(begin)
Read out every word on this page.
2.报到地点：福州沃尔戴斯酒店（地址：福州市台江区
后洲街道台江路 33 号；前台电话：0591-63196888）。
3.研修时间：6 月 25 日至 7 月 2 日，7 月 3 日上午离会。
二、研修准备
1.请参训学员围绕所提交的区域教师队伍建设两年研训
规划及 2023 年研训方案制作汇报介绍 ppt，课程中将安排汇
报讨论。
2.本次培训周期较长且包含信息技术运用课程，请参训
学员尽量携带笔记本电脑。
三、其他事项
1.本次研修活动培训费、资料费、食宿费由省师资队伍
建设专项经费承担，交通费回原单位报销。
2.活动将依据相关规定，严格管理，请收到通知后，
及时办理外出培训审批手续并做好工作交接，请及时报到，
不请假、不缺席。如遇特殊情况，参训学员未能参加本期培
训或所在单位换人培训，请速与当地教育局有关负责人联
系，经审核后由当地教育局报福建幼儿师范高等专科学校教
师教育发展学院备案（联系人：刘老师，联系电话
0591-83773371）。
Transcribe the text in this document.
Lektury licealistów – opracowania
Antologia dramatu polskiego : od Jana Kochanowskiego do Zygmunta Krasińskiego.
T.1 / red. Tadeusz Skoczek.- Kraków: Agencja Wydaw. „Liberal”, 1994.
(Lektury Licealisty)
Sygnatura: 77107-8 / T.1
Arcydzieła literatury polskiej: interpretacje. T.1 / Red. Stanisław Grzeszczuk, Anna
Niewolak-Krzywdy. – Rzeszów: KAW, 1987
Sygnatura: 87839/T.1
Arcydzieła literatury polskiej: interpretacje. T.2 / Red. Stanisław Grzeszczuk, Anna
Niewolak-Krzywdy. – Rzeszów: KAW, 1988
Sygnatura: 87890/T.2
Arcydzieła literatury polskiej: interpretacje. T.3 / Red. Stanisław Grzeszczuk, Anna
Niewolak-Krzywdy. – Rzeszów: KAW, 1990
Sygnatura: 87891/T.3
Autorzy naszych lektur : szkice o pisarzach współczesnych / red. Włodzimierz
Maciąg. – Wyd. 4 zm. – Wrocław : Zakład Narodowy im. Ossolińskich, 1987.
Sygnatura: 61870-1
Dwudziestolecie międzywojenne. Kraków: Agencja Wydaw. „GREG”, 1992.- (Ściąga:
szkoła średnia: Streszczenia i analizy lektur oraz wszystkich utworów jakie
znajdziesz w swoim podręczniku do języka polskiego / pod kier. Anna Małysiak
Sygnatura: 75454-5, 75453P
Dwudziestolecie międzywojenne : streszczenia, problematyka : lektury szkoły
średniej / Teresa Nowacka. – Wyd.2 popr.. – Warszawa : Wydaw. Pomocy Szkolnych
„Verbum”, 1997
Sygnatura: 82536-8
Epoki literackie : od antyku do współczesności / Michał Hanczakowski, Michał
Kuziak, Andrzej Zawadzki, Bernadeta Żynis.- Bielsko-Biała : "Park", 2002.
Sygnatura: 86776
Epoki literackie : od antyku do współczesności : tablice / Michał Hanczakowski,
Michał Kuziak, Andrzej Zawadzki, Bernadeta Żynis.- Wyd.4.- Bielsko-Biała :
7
(end)
## THE EXERCISE
All of the material above needs to be retyped word for word.

## OUTPUT OF THE TASK
Read out every word on this page.
2.报到地点：福州沃尔戴斯酒店（地址：福州市台江区
后洲街道台江路 33 号；前台电话：0591-63196888）。
3.研修时间：6 月 25 日至 7 月 2 日，7 月 3 日上午离会。
二、研修准备
1.请参训学员围绕所提交的区域教师队伍建设两年研训
规划及 2023 年研训方案制作汇报介绍 ppt，课程中将安排汇
报讨论。
2.本次培训周期较长且包含信息技术运用课程，请参训
学员尽量携带笔记本电脑。
三、其他事项
1.本次研修活动培训费、资料费、食宿费由省师资队伍
建设专项经费承担，交通费回原单位报销。
2.活动将依据相关规定，严格管理，请收到通知后，
及时办理外出培训审批手续并做好工作交接，请及时报到，
不请假、不缺席。如遇特殊情况，参训学员未能参加本期培
训或所在单位换人培训，请速与当地教育局有关负责人联
系，经审核后由当地教育局报福建幼儿师范高等专科学校教
师教育发展学院备案（联系人：刘老师，联系电话
0591-83773371）。
Transcribe the text in this document.
Lektury licealistów – opracowania
Antologia dramatu polskiego : od Jana Kochanowskiego do Zygmunta Krasińskiego.
T.1 / red. Tadeusz Skoczek.- Kraków: Agencja Wydaw. „Liberal”, 1994.
(Lektury Licealisty)
Sygnatura: 77107-8 / T.1
Arcydzieła literatury polskiej: interpretacje. T.1 / Red. Stanisław Grzeszczuk, Anna
Niewolak-Krzywdy. – Rzeszów: KAW, 1987
Sygnatura: 87839/T.1
Arcydzieła literatury polskiej: interpretacje. T.2 / Red. Stanisław Grzeszczuk, Anna
Niewolak-Krzywdy. – Rzeszów: KAW, 1988
Sygnatura: 87890/T.2
Arcydzieła literatury polskiej: interpretacje. T.3 / Red. Stanisław Grzeszczuk, Anna
Niewolak-Krzywdy. – Rzeszów: KAW, 1990
Sygnatura: 87891/T.3
Autorzy naszych lektur : szkice o pisarzach współczesnych / red. Włodzimierz
Maciąg. – Wyd. 4 zm. – Wrocław : Zakład Narodowy im. Ossolińskich, 1987.
Sygnatura: 61870-1
Dwudziestolecie międzywojenne. Kraków: Agencja Wydaw. „GREG”, 1992.- (Ściąga:
szkoła średnia: Streszczenia i analizy lektur oraz wszystkich utworów jakie
znajdziesz w swoim podręczniku do języka polskiego / pod kier. Anna Małysiak
Sygnatura: 75454-5, 75453P
Dwudziestolecie międzywojenne : streszczenia, problematyka : lektury szkoły
średniej / Teresa Nowacka. – Wyd.2 popr.. – Warszawa : Wydaw. Pomocy Szkolnych
„Verbum”, 1997
Sygnatura: 82536-8
Epoki literackie : od antyku do współczesności / Michał Hanczakowski, Michał
Kuziak, Andrzej Zawadzki, Bernadeta Żynis.- Bielsko-Biała : "Park", 2002.
Sygnatura: 86776
Epoki literackie : od antyku do współczesności : tablice / Michał Hanczakowski,
Michał Kuziak, Andrzej Zawadzki, Bernadeta Żynis.- Wyd.4.- Bielsko-Biała :
7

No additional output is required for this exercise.